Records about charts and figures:
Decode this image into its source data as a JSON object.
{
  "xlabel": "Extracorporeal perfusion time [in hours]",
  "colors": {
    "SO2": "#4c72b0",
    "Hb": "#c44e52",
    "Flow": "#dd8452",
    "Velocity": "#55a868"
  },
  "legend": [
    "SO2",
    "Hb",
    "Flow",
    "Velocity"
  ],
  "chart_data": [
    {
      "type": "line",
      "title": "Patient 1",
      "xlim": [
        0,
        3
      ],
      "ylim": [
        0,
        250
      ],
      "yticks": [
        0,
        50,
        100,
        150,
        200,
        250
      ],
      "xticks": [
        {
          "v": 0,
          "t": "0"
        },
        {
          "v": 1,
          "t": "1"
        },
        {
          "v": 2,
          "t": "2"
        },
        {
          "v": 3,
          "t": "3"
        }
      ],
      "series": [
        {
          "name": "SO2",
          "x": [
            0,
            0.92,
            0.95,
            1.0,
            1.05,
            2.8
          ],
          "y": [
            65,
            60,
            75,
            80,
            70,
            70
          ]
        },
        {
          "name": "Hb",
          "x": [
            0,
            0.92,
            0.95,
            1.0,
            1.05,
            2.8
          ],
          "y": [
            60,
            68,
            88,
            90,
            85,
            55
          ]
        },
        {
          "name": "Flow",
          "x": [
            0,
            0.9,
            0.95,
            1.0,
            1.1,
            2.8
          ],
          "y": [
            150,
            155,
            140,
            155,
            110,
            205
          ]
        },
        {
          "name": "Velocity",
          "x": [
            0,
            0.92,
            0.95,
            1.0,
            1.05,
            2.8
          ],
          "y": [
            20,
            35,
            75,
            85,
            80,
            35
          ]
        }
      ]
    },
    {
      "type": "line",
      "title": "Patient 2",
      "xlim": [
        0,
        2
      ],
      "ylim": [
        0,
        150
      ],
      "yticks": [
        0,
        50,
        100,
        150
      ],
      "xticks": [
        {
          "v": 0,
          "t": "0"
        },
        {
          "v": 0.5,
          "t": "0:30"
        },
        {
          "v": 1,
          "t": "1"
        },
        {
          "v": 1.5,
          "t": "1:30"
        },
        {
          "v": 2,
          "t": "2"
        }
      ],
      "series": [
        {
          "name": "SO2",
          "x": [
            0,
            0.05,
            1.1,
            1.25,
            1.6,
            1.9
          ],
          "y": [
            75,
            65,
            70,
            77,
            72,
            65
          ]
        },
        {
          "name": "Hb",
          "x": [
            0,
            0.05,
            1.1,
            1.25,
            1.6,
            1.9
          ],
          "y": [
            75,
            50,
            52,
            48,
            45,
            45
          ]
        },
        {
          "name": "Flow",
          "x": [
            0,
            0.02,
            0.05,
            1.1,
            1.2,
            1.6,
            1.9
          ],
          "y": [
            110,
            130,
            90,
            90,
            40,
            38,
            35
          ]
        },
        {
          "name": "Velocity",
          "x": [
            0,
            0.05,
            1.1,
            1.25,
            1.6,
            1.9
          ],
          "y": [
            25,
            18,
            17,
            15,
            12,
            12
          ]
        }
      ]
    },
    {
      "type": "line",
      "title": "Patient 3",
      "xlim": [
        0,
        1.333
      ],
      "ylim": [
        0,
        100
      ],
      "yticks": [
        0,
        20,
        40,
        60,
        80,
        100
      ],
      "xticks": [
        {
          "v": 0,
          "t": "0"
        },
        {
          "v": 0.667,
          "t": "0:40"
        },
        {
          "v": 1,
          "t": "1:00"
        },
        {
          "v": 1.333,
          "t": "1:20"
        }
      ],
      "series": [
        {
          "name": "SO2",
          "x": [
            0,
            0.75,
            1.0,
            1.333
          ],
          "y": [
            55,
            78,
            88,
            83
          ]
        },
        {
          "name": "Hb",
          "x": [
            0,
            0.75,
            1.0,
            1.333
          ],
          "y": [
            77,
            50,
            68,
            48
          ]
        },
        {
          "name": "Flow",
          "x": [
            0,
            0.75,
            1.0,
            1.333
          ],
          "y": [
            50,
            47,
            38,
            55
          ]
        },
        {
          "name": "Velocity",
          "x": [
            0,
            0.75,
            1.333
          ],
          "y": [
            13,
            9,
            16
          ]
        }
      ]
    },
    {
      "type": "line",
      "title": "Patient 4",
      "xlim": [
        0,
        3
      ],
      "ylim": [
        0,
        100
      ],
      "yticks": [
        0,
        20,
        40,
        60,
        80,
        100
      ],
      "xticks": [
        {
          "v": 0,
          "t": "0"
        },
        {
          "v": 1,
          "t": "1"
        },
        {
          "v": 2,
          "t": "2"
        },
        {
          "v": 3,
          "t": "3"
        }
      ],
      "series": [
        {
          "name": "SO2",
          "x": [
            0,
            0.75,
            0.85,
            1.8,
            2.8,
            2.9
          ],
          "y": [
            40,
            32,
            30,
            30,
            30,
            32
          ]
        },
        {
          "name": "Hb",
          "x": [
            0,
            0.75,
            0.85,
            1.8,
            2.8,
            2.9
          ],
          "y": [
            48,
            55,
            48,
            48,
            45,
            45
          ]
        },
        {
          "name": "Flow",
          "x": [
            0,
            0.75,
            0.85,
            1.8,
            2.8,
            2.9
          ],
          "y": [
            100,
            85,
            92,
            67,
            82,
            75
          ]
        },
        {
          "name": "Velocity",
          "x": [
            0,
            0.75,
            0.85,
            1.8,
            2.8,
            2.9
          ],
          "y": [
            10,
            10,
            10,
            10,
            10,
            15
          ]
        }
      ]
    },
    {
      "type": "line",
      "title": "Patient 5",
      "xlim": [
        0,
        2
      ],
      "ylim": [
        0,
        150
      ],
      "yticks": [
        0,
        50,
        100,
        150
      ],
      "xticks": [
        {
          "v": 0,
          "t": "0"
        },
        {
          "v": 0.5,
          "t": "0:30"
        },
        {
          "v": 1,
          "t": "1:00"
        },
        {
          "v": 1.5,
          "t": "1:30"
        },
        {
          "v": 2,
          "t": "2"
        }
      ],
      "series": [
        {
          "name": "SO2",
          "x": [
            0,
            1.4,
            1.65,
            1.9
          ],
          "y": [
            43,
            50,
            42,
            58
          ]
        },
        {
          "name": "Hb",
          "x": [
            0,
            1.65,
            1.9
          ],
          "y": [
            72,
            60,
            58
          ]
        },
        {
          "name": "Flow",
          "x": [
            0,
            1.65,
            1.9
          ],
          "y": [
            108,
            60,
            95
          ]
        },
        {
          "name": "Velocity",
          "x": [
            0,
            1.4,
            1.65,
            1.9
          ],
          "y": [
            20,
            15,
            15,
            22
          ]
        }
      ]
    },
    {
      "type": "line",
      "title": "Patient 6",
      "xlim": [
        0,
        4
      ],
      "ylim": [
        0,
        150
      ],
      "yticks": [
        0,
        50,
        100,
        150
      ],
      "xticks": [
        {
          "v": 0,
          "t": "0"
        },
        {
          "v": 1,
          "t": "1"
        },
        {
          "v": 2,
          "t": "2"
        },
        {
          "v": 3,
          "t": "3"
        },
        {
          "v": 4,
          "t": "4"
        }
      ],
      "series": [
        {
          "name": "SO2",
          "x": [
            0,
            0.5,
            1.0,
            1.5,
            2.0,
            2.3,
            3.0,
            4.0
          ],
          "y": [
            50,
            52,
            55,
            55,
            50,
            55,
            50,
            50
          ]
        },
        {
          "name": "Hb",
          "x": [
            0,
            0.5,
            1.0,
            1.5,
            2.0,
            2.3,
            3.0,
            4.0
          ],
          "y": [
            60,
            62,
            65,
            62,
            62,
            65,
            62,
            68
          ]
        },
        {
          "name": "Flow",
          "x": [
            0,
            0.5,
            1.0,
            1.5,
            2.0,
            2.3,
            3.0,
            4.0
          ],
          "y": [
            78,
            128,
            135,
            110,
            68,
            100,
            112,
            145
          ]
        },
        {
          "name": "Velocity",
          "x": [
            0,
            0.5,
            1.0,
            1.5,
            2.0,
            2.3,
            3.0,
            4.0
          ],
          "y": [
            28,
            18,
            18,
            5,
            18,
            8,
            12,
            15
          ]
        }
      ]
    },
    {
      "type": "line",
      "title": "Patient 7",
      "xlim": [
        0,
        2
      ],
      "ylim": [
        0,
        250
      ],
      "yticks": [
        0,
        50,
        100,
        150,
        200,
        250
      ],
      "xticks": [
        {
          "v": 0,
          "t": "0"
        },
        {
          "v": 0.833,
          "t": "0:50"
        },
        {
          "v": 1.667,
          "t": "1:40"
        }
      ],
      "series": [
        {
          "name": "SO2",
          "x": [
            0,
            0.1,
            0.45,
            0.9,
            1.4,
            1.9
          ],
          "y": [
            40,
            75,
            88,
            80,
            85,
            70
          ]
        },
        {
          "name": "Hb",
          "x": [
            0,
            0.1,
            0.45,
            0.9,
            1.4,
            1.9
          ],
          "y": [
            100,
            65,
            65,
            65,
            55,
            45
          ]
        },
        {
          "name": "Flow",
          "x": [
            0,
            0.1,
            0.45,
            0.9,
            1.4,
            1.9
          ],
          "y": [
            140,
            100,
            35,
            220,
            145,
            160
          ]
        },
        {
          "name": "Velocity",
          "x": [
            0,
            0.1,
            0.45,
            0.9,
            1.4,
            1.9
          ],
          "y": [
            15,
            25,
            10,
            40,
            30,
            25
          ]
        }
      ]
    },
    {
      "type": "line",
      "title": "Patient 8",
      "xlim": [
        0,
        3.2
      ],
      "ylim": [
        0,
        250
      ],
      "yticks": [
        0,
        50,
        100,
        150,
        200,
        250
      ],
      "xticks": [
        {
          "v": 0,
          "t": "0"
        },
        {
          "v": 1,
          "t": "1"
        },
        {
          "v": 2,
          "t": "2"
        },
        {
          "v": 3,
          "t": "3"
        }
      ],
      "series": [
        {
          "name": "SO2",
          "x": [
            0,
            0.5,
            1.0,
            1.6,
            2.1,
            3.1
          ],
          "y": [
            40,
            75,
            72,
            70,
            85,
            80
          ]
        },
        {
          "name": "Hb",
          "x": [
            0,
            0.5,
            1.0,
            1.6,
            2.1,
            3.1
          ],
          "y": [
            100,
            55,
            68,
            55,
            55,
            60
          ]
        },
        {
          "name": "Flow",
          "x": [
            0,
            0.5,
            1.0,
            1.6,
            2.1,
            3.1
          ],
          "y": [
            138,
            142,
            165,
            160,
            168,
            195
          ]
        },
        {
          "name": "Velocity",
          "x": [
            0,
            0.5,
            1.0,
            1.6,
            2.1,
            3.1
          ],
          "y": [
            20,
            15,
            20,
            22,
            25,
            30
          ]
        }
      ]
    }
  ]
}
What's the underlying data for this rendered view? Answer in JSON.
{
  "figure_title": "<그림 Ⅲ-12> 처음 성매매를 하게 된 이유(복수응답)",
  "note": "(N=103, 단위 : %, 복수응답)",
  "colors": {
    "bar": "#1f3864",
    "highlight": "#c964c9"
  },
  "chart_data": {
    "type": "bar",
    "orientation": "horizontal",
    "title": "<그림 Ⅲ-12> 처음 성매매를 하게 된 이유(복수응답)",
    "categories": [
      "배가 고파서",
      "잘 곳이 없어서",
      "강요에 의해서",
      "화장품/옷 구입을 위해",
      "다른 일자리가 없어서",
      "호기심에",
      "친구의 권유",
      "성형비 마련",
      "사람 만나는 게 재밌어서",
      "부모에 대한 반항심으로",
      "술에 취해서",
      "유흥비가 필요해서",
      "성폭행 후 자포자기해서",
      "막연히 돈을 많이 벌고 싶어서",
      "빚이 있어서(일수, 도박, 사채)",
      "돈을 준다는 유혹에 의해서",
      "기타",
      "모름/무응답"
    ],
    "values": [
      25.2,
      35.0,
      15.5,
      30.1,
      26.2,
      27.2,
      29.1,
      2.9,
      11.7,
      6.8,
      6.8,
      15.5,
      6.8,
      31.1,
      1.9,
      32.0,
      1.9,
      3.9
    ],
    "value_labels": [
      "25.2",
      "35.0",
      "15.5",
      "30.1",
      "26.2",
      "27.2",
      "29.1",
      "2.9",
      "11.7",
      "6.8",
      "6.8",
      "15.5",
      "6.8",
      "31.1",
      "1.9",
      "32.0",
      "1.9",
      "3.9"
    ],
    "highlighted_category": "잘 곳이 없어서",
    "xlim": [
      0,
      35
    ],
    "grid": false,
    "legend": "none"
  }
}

Problem to solve:
Working from the material above, state how many lines contain "this"; give only the number.

The answer:
2